- _Instructions to follow_
Repeat each line exactly, leaving nothing out.

Stored data entries
────────

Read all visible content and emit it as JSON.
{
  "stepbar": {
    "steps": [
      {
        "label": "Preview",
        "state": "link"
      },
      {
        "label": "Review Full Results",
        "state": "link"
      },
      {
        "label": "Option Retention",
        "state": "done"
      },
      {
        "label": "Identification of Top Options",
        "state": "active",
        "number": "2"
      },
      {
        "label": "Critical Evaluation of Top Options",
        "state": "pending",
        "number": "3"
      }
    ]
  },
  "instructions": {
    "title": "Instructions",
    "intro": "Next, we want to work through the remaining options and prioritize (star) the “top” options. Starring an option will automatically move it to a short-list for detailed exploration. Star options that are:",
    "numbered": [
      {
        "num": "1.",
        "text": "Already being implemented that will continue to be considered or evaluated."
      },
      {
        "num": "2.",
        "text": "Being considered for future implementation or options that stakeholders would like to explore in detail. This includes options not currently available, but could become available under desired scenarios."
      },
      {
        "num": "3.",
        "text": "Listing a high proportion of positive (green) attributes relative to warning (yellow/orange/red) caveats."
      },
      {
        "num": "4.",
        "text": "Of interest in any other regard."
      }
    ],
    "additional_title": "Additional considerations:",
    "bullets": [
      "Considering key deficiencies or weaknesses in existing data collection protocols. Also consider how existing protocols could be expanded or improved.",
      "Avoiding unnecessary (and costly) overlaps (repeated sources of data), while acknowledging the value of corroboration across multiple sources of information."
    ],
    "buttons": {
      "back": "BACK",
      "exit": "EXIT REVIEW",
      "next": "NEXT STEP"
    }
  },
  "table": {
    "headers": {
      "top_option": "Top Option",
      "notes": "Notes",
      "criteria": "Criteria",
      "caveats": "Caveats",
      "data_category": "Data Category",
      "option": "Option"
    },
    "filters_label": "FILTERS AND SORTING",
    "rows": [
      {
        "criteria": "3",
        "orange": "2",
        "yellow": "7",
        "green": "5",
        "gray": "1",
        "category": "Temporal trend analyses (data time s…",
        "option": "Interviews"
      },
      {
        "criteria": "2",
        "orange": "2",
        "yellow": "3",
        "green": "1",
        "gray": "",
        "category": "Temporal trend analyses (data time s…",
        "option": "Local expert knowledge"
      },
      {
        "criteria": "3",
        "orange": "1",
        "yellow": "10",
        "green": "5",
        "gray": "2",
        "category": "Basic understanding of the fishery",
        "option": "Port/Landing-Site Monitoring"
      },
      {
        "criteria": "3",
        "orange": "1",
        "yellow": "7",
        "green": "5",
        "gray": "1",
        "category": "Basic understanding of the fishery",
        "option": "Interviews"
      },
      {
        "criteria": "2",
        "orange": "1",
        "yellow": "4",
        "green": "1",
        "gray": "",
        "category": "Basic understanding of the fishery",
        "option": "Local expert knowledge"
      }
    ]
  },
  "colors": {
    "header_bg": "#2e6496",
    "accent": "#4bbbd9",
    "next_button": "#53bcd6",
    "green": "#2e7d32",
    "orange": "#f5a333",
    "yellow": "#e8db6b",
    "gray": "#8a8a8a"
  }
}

────────

- _Answer to the exercise_
Read all visible content and emit it as JSON.
{
  "stepbar": {
    "steps": [
      {
        "label": "Preview",
        "state": "link"
      },
      {
        "label": "Review Full Results",
        "state": "link"
      },
      {
        "label": "Option Retention",
        "state": "done"
      },
      {
        "label": "Identification of Top Options",
        "state": "active",
        "number": "2"
      },
      {
        "label": "Critical Evaluation of Top Options",
        "state": "pending",
        "number": "3"
      }
    ]
  },
  "instructions": {
    "title": "Instructions",
    "intro": "Next, we want to work through the remaining options and prioritize (star) the “top” options. Starring an option will automatically move it to a short-list for detailed exploration. Star options that are:",
    "numbered": [
      {
        "num": "1.",
        "text": "Already being implemented that will continue to be considered or evaluated."
      },
      {
        "num": "2.",
        "text": "Being considered for future implementation or options that stakeholders would like to explore in detail. This includes options not currently available, but could become available under desired scenarios."
      },
      {
        "num": "3.",
        "text": "Listing a high proportion of positive (green) attributes relative to warning (yellow/orange/red) caveats."
      },
      {
        "num": "4.",
        "text": "Of interest in any other regard."
      }
    ],
    "additional_title": "Additional considerations:",
    "bullets": [
      "Considering key deficiencies or weaknesses in existing data collection protocols. Also consider how existing protocols could be expanded or improved.",
      "Avoiding unnecessary (and costly) overlaps (repeated sources of data), while acknowledging the value of corroboration across multiple sources of information."
    ],
    "buttons": {
      "back": "BACK",
      "exit": "EXIT REVIEW",
      "next": "NEXT STEP"
    }
  },
  "table": {
    "headers": {
      "top_option": "Top Option",
      "notes": "Notes",
      "criteria": "Criteria",
      "caveats": "Caveats",
      "data_category": "Data Category",
      "option": "Option"
    },
    "filters_label": "FILTERS AND SORTING",
    "rows": [
      {
        "criteria": "3",
        "orange": "2",
        "yellow": "7",
        "green": "5",
        "gray": "1",
        "category": "Temporal trend analyses (data time s…",
        "option": "Interviews"
      },
      {
        "criteria": "2",
        "orange": "2",
        "yellow": "3",
        "green": "1",
        "gray": "",
        "category": "Temporal trend analyses (data time s…",
        "option": "Local expert knowledge"
      },
      {
        "criteria": "3",
        "orange": "1",
        "yellow": "10",
        "green": "5",
        "gray": "2",
        "category": "Basic understanding of the fishery",
        "option": "Port/Landing-Site Monitoring"
      },
      {
        "criteria": "3",
        "orange": "1",
        "yellow": "7",
        "green": "5",
        "gray": "1",
        "category": "Basic understanding of the fishery",
        "option": "Interviews"
      },
      {
        "criteria": "2",
        "orange": "1",
        "yellow": "4",
        "green": "1",
        "gray": "",
        "category": "Basic understanding of the fishery",
        "option": "Local expert knowledge"
      }
    ]
  },
  "colors": {
    "header_bg": "#2e6496",
    "accent": "#4bbbd9",
    "next_button": "#53bcd6",
    "green": "#2e7d32",
    "orange": "#f5a333",
    "yellow": "#e8db6b",
    "gray": "#8a8a8a"
  }
}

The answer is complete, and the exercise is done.